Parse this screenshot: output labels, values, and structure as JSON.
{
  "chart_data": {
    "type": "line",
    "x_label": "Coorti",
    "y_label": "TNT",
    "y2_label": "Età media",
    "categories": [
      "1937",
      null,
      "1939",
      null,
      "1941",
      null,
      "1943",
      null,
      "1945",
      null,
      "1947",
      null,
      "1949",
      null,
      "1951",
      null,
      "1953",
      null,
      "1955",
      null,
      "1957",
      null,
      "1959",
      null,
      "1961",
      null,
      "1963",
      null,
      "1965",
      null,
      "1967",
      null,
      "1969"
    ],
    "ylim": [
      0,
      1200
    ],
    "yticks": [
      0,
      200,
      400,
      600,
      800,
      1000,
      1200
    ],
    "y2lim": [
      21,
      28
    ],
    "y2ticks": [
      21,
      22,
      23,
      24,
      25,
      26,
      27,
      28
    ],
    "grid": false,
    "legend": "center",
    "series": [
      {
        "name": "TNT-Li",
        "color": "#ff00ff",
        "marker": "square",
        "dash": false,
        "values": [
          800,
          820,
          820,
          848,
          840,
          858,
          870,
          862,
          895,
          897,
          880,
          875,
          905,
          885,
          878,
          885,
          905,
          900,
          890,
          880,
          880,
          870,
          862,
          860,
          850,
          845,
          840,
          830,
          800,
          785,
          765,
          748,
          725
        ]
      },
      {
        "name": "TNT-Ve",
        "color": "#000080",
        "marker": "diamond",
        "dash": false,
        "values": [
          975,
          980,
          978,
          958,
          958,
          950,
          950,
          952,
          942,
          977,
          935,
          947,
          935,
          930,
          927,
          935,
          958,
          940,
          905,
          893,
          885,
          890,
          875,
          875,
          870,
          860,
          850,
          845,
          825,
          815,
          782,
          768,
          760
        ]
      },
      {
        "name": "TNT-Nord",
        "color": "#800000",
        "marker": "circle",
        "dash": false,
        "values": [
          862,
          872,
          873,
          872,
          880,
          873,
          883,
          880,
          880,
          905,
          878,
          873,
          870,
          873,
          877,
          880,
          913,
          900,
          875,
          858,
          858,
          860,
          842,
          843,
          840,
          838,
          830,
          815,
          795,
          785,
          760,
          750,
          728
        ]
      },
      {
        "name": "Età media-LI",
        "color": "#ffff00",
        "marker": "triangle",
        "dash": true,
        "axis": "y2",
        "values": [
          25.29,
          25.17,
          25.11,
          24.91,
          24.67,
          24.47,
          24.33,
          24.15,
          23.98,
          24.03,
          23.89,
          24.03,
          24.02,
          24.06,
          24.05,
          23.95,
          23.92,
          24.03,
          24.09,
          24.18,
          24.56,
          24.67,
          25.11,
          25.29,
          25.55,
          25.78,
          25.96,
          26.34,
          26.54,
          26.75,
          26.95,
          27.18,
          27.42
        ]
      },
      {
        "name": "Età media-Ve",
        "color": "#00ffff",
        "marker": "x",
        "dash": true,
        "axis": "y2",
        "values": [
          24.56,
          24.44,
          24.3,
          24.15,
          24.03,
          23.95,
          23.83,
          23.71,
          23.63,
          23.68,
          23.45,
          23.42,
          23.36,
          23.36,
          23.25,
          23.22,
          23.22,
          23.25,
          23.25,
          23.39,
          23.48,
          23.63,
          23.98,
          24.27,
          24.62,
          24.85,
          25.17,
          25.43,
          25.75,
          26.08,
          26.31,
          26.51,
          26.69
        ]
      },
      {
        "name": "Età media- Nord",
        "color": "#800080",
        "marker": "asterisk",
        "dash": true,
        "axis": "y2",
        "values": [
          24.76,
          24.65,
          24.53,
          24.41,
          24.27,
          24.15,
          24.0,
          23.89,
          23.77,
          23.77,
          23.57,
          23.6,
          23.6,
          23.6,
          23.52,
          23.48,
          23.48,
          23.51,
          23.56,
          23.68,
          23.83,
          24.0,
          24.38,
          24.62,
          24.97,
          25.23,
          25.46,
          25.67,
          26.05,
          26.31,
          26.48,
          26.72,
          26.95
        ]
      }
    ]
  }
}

******************************

• Work to complete: Set down the material above again, word for word.

• Task solution:
Parse this screenshot: output labels, values, and structure as JSON.
{
  "chart_data": {
    "type": "line",
    "x_label": "Coorti",
    "y_label": "TNT",
    "y2_label": "Età media",
    "categories": [
      "1937",
      null,
      "1939",
      null,
      "1941",
      null,
      "1943",
      null,
      "1945",
      null,
      "1947",
      null,
      "1949",
      null,
      "1951",
      null,
      "1953",
      null,
      "1955",
      null,
      "1957",
      null,
      "1959",
      null,
      "1961",
      null,
      "1963",
      null,
      "1965",
      null,
      "1967",
      null,
      "1969"
    ],
    "ylim": [
      0,
      1200
    ],
    "yticks": [
      0,
      200,
      400,
      600,
      800,
      1000,
      1200
    ],
    "y2lim": [
      21,
      28
    ],
    "y2ticks": [
      21,
      22,
      23,
      24,
      25,
      26,
      27,
      28
    ],
    "grid": false,
    "legend": "center",
    "series": [
      {
        "name": "TNT-Li",
        "color": "#ff00ff",
        "marker": "square",
        "dash": false,
        "values": [
          800,
          820,
          820,
          848,
          840,
          858,
          870,
          862,
          895,
          897,
          880,
          875,
          905,
          885,
          878,
          885,
          905,
          900,
          890,
          880,
          880,
          870,
          862,
          860,
          850,
          845,
          840,
          830,
          800,
          785,
          765,
          748,
          725
        ]
      },
      {
        "name": "TNT-Ve",
        "color": "#000080",
        "marker": "diamond",
        "dash": false,
        "values": [
          975,
          980,
          978,
          958,
          958,
          950,
          950,
          952,
          942,
          977,
          935,
          947,
          935,
          930,
          927,
          935,
          958,
          940,
          905,
          893,
          885,
          890,
          875,
          875,
          870,
          860,
          850,
          845,
          825,
          815,
          782,
          768,
          760
        ]
      },
      {
        "name": "TNT-Nord",
        "color": "#800000",
        "marker": "circle",
        "dash": false,
        "values": [
          862,
          872,
          873,
          872,
          880,
          873,
          883,
          880,
          880,
          905,
          878,
          873,
          870,
          873,
          877,
          880,
          913,
          900,
          875,
          858,
          858,
          860,
          842,
          843,
          840,
          838,
          830,
          815,
          795,
          785,
          760,
          750,
          728
        ]
      },
      {
        "name": "Età media-LI",
        "color": "#ffff00",
        "marker": "triangle",
        "dash": true,
        "axis": "y2",
        "values": [
          25.29,
          25.17,
          25.11,
          24.91,
          24.67,
          24.47,
          24.33,
          24.15,
          23.98,
          24.03,
          23.89,
          24.03,
          24.02,
          24.06,
          24.05,
          23.95,
          23.92,
          24.03,
          24.09,
          24.18,
          24.56,
          24.67,
          25.11,
          25.29,
          25.55,
          25.78,
          25.96,
          26.34,
          26.54,
          26.75,
          26.95,
          27.18,
          27.42
        ]
      },
      {
        "name": "Età media-Ve",
        "color": "#00ffff",
        "marker": "x",
        "dash": true,
        "axis": "y2",
        "values": [
          24.56,
          24.44,
          24.3,
          24.15,
          24.03,
          23.95,
          23.83,
          23.71,
          23.63,
          23.68,
          23.45,
          23.42,
          23.36,
          23.36,
          23.25,
          23.22,
          23.22,
          23.25,
          23.25,
          23.39,
          23.48,
          23.63,
          23.98,
          24.27,
          24.62,
          24.85,
          25.17,
          25.43,
          25.75,
          26.08,
          26.31,
          26.51,
          26.69
        ]
      },
      {
        "name": "Età media- Nord",
        "color": "#800080",
        "marker": "asterisk",
        "dash": true,
        "axis": "y2",
        "values": [
          24.76,
          24.65,
          24.53,
          24.41,
          24.27,
          24.15,
          24.0,
          23.89,
          23.77,
          23.77,
          23.57,
          23.6,
          23.6,
          23.6,
          23.52,
          23.48,
          23.48,
          23.51,
          23.56,
          23.68,
          23.83,
          24.0,
          24.38,
          24.62,
          24.97,
          25.23,
          25.46,
          25.67,
          26.05,
          26.31,
          26.48,
          26.72,
          26.95
        ]
      }
    ]
  }
}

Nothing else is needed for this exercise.